_Task instructions_. Your reply should be a single number: how many lines contain the string "Петербург".

======== Material supplied ========

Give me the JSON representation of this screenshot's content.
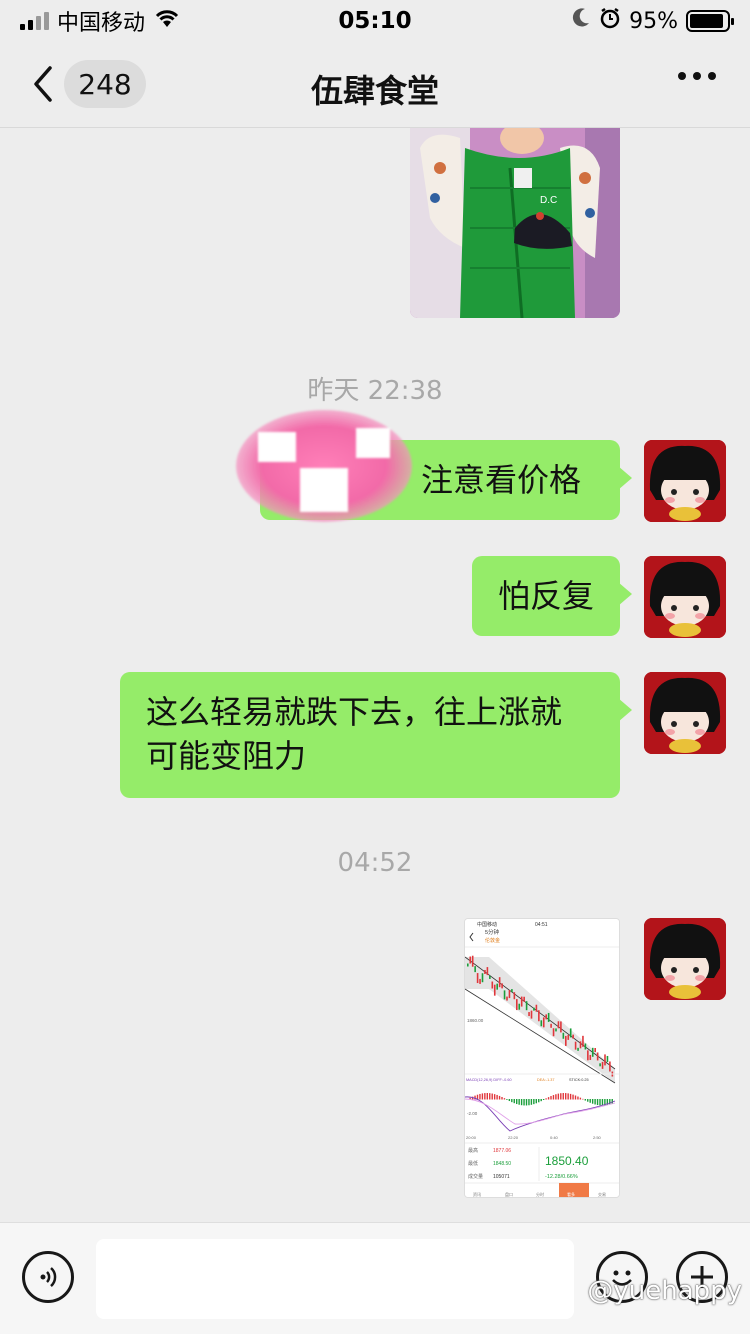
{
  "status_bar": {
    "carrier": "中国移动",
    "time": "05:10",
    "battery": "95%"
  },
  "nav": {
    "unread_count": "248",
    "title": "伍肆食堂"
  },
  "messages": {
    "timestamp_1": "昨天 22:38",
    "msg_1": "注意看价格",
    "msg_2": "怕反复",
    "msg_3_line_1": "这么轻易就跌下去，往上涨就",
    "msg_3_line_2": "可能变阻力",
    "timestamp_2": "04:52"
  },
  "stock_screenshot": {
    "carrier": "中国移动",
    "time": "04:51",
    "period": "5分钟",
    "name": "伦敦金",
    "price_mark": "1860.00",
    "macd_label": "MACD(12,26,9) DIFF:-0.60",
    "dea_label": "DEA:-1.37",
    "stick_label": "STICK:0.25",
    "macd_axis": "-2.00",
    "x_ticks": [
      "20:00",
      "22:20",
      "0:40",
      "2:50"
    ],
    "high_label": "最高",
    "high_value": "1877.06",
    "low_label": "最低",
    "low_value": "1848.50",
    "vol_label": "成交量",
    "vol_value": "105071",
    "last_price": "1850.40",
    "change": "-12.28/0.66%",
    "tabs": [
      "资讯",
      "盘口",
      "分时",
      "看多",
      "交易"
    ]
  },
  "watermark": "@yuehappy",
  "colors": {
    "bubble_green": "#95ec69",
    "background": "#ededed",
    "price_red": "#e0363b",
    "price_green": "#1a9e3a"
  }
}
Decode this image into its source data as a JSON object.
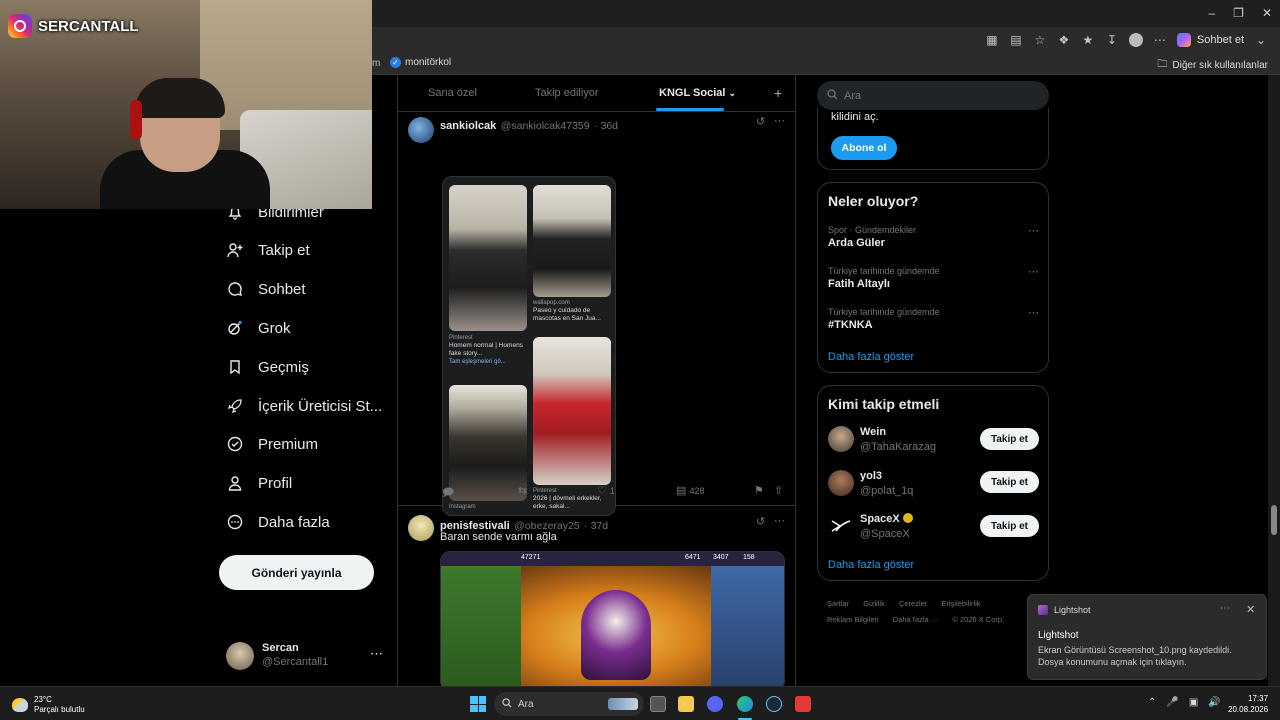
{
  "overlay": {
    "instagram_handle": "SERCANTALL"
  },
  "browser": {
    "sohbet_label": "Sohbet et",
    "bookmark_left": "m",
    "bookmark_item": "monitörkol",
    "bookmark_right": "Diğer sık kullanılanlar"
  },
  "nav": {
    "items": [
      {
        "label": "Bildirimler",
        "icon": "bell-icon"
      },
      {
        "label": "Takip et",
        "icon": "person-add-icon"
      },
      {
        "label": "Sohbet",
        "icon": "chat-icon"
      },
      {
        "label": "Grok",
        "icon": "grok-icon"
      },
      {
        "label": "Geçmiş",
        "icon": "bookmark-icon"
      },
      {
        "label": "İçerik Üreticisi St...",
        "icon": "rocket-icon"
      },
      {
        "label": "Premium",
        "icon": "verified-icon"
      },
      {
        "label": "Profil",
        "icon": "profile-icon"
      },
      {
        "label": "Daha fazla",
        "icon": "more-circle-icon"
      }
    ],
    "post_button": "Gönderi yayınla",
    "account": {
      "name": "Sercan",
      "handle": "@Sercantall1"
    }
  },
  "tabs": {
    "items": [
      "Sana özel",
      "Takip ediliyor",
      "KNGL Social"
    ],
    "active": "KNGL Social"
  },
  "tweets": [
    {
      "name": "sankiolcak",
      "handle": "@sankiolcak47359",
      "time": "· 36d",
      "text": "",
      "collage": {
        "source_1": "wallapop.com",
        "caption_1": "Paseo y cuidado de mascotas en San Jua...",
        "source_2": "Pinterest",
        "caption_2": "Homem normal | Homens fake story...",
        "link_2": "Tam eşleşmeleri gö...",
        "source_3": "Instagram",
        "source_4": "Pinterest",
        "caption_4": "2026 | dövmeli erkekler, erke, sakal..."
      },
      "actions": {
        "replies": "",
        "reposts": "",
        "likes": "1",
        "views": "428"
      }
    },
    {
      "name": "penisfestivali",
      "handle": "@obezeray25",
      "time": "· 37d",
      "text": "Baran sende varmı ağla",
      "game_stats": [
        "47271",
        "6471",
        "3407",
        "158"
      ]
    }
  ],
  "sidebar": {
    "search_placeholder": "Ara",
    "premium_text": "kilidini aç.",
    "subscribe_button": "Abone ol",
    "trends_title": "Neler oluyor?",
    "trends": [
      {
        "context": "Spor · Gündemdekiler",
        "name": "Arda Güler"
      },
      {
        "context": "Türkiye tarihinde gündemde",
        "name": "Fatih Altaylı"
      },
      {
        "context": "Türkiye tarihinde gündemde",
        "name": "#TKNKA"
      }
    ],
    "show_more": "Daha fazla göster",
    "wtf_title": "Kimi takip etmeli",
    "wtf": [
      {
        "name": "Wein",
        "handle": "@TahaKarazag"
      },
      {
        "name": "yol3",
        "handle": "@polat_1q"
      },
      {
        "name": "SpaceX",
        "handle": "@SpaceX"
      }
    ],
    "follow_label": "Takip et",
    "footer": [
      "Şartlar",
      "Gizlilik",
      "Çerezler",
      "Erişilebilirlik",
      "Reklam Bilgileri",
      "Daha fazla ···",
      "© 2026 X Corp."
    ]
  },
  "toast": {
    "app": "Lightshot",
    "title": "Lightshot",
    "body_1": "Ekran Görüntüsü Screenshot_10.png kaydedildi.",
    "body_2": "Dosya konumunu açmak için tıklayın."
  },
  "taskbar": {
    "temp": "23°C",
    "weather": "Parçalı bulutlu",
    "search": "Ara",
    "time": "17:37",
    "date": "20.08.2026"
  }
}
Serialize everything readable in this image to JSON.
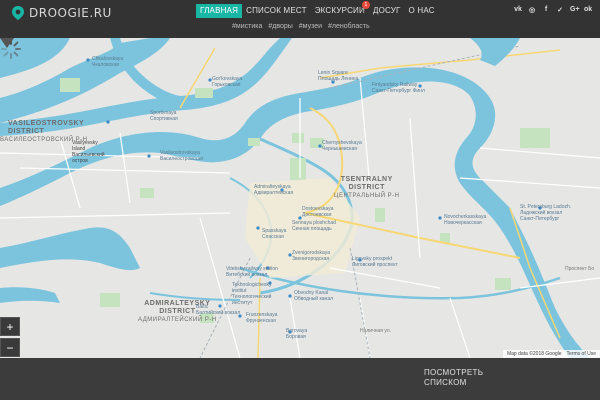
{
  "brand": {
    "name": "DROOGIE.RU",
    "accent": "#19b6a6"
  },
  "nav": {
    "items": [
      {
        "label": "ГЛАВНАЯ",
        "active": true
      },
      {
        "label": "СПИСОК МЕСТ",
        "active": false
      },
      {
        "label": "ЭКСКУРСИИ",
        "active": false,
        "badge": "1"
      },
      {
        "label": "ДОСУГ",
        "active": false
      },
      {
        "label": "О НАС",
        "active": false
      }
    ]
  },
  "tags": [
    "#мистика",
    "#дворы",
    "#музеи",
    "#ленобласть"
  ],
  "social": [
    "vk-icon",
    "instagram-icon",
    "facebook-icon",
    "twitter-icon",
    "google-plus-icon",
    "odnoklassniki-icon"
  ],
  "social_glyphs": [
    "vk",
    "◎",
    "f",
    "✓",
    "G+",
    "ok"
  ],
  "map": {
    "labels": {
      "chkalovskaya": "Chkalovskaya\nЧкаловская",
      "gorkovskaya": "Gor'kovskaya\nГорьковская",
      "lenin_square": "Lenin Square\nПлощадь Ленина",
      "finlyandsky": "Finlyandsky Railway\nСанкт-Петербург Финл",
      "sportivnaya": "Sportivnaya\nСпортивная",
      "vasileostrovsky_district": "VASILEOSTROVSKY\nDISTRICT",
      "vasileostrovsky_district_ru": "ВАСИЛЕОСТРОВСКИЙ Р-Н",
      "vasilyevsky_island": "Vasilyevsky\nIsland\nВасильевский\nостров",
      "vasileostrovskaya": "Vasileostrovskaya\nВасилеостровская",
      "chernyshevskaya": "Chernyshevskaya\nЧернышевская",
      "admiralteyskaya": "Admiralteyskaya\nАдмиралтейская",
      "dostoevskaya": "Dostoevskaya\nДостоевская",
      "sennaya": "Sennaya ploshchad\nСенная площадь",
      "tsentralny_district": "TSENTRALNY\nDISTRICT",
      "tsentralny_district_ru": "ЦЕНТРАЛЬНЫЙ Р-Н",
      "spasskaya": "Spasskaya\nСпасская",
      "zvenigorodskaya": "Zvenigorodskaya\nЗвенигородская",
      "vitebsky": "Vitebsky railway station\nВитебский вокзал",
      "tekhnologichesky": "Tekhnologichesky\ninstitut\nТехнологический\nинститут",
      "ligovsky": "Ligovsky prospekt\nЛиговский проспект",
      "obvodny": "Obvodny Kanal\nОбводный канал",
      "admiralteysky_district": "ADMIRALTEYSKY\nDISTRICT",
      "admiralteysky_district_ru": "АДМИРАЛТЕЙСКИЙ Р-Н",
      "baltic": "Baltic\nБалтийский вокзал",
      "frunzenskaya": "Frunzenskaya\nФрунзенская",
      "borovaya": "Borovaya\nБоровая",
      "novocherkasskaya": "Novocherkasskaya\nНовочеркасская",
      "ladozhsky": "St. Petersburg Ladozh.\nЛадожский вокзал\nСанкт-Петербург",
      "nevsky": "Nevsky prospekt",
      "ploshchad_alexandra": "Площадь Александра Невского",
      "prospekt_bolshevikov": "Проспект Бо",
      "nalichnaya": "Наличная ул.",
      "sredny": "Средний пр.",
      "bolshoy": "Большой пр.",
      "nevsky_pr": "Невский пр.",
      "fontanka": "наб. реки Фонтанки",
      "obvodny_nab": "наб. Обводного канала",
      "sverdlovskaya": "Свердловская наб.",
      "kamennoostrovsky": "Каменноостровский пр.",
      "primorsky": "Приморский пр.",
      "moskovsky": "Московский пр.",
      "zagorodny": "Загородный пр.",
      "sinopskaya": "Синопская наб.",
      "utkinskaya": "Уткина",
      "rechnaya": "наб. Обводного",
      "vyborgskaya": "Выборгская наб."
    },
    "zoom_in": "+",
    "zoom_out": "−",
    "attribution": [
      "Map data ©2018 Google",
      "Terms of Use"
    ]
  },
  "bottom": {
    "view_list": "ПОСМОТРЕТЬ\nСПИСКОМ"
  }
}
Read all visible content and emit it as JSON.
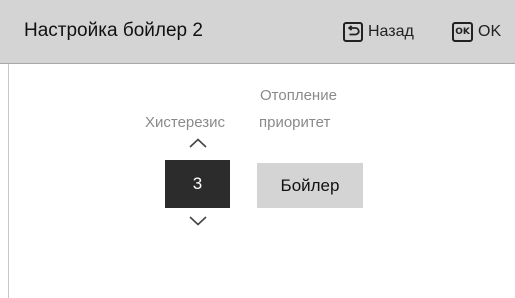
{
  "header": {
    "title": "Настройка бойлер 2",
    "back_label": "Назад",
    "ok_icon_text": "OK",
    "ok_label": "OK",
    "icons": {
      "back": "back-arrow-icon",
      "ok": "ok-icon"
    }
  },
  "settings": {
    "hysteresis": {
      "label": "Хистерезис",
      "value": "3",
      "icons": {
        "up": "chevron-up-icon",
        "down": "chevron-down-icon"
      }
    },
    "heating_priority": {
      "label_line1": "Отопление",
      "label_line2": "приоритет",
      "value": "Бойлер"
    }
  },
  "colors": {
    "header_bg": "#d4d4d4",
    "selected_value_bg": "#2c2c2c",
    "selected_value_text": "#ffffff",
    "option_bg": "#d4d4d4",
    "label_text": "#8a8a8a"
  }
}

========

_Solution_. 2